____ Texto apresentado

É importante lembrar que os drones não eliminam os entregadores humanos. Pelo contrário, eles continuam responsáveis pela chamada “última milha”: do ponto de pouso até a porta do cliente. Na prática, o drone funciona como um atalho aéreo que encurta distâncias críticas, mas a experiência de entrega permanece híbrida.
Essa característica é central para entender o futuro do trabalho nesse setor. Em vez de substituir, os drones tendem a modificar o papel do entregador, que passa a atuar em rotas mais curtas, com foco na interface final com o consumidor. É uma mudança que exige adaptação, mas que também abre espaço para requalificação profissional.
Limites e desafios operacionais
Apesar do avanço, é preciso olhar para os limites dessa tecnologia.
Capacidade restrita: 5 kg por voo é um salto em relação ao passado, mas continua limitado. Pedidos maiores ou múltiplos ainda exigem transporte terrestre.
Condições climáticas: ventos fortes, chuva ou baixa visibilidade podem inviabilizar voos, obrigando o uso de rotas alternativas.
Custos de infraestrutura: a manutenção da frota, os centros de controle e os chamados “droneports” representam um investimento significativo. Isso significa que, no curto prazo, os drones farão mais sentido em trajetos específicos e de alta demanda, como regiões com barreiras naturais (rios, morros, travessias).
Portanto, ao contrário da visão futurista de drones substituindo motos em massa, o que teremos é um modelo complementar, pensado para rotas estratégicas.
Implicações regulatórias: o verdadeiro marco
Se no campo logístico os avanços são graduais, no campo regulatório o impacto é profundo. A autorização da ANAC representa o primeiro aval permanente para voos sobre áreas urbanas com circulação de pessoas. Isso estabelece um precedente técnico e jurídico que pode abrir caminho para novos players no setor.

________

§ Tarefa:
Dê continuidade ao texto sobre a entrega por drones, começando logo após a última frase mostrada acima.

____ Trechos dos registros

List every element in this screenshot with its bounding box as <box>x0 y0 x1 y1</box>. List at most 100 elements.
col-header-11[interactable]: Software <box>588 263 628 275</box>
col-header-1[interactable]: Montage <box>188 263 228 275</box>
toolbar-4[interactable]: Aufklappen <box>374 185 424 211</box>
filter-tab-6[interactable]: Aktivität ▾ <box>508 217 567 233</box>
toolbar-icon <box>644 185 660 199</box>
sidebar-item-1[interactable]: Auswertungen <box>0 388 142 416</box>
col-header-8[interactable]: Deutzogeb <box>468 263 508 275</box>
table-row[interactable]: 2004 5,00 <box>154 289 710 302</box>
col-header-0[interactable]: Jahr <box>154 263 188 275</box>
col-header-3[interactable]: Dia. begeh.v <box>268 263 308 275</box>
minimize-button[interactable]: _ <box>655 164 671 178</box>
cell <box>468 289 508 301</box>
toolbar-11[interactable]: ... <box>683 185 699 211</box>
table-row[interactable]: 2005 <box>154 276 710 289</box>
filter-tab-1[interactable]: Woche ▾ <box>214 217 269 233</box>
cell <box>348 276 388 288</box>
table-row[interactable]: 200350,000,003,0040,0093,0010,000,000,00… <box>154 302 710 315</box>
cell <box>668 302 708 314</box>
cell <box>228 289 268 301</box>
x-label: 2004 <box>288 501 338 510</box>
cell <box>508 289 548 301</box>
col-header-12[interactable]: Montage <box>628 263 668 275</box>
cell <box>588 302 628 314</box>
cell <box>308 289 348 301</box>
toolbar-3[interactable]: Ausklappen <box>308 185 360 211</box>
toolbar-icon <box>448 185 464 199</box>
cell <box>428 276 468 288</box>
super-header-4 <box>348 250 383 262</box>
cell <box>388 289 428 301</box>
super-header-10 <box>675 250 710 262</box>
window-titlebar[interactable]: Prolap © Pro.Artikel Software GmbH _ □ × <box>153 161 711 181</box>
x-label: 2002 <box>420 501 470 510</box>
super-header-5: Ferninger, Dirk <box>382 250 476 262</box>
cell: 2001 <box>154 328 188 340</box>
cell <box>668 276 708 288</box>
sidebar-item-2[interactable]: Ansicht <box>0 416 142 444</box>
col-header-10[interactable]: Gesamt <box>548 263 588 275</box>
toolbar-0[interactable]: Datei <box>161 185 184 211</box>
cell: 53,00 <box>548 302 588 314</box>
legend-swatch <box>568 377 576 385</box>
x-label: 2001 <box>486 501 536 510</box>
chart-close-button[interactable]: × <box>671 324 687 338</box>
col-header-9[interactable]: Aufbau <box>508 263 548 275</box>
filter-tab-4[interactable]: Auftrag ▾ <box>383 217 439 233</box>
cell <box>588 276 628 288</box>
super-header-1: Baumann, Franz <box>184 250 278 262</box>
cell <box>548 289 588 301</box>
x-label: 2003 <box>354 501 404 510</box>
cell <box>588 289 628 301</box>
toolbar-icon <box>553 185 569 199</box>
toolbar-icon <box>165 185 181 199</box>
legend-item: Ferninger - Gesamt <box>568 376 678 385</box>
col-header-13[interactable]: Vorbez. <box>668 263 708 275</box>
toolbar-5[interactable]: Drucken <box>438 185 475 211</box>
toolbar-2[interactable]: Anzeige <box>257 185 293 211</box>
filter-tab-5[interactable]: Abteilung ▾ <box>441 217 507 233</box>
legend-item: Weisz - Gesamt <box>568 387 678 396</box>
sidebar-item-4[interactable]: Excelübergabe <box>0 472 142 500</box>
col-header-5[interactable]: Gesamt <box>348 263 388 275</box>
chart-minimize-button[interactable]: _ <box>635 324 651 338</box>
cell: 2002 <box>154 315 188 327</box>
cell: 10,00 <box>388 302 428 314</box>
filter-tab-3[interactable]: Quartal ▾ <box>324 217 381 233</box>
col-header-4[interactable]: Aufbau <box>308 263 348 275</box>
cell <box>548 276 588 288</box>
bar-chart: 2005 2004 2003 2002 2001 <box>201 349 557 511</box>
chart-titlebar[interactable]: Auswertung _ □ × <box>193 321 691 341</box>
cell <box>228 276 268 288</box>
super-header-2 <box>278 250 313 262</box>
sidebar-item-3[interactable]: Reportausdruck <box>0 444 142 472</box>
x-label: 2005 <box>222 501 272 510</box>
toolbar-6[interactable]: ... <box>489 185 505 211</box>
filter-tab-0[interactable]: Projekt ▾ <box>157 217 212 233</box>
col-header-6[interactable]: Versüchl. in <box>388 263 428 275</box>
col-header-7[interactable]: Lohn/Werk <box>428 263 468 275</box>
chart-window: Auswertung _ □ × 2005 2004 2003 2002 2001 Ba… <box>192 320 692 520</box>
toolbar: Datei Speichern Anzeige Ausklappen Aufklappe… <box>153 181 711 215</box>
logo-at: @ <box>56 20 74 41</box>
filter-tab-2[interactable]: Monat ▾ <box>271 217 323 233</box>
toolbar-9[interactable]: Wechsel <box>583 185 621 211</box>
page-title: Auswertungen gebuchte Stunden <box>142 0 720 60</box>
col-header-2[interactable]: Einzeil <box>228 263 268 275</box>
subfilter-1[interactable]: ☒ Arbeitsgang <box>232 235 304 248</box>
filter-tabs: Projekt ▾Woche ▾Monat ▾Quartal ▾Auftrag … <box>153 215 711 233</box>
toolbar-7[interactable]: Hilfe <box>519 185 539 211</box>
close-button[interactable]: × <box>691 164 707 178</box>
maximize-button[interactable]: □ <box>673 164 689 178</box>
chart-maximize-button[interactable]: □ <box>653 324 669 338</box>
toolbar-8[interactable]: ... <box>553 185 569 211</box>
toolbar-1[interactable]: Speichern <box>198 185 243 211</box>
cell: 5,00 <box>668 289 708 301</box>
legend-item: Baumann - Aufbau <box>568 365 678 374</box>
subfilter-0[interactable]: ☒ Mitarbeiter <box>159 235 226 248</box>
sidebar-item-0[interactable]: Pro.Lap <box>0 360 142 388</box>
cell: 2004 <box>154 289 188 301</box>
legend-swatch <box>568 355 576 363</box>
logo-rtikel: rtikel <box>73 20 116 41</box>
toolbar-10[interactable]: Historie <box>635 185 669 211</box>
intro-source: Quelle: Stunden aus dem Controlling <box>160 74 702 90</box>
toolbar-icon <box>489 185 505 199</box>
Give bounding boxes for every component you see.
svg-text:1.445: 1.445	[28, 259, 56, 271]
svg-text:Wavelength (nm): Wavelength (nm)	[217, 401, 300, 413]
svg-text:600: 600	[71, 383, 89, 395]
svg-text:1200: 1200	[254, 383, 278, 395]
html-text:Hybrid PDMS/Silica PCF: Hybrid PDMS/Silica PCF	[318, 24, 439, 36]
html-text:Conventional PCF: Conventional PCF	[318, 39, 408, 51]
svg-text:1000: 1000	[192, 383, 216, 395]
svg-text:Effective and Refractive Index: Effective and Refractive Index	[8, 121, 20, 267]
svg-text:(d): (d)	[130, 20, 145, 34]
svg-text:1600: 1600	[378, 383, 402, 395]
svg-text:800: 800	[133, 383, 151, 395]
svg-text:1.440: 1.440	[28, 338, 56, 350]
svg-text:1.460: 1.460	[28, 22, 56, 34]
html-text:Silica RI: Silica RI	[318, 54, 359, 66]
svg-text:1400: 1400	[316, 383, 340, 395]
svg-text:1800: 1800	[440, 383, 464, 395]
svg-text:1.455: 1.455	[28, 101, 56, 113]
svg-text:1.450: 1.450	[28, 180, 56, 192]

________

§ Resposta:
Ao mesmo tempo, a decisão traz novos desafios regulatórios:
Gerenciamento do espaço aéreo: será necessário integrar os drones ao sistema de controle de tráfego, criando corredores aéreos e evitando conflitos com helicópteros e aviões.
Segurança e responsabilidade: em caso de queda, colisão ou dano a terceiros, quem responde? A ANAC deve avançar em normas de seguro obrigatório e definição clara de responsabilidades entre operadores e contratantes.
Privacidade e ruído: drones sobre áreas residenciais levantam preocupações legítimas sobre filmagens, ruídos e horários de operação. Aqui, o diálogo com comunidades locais será essencial para garantir aceitação social.
Oportunidades de política pública
Para além do mercado de entregas de refeições, os drones podem ter usos sociais estratégicos. Em áreas de difícil acesso, podem levar medicamentos, vacinas ou até insumos de emergência. Em regiões insulares ou com infraestrutura precária, podem reduzir desigualdades logísticas. A autorização da ANAC, portanto, não é apenas um benefício ao setor privado, mas uma abertura para usos públicos e humanitários.
Conclusão: um passo importante, mas não a revolução imediata
A retomada do iFood em Sergipe é um marco simbólico e técnico para a logística brasileira. Mostra que a tecnologia é viável, que há ganhos reais de tempo e eficiência, e que o regulador está disposto a avançar nesse terreno.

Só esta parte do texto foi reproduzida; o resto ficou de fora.